## Problem details
Count the lines below that contain the word "一类动词", and reply with only that number.

## Exercise materials
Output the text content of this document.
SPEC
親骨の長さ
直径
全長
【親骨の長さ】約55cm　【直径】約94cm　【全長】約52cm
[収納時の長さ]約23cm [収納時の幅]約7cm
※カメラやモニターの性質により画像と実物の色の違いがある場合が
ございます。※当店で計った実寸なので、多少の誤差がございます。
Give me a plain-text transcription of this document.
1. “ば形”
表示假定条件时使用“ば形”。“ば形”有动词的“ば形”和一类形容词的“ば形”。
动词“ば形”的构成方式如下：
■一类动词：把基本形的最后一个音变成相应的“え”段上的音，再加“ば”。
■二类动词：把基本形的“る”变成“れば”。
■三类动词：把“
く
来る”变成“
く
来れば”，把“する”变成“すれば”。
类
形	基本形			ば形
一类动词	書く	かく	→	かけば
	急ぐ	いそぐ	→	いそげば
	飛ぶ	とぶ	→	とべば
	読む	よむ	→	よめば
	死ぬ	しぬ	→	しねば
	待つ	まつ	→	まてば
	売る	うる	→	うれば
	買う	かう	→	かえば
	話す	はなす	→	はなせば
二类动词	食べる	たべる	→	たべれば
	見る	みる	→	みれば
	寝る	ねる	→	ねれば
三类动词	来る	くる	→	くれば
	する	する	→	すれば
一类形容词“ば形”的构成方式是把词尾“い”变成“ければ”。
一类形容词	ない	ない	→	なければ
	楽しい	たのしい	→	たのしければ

## Task answer
2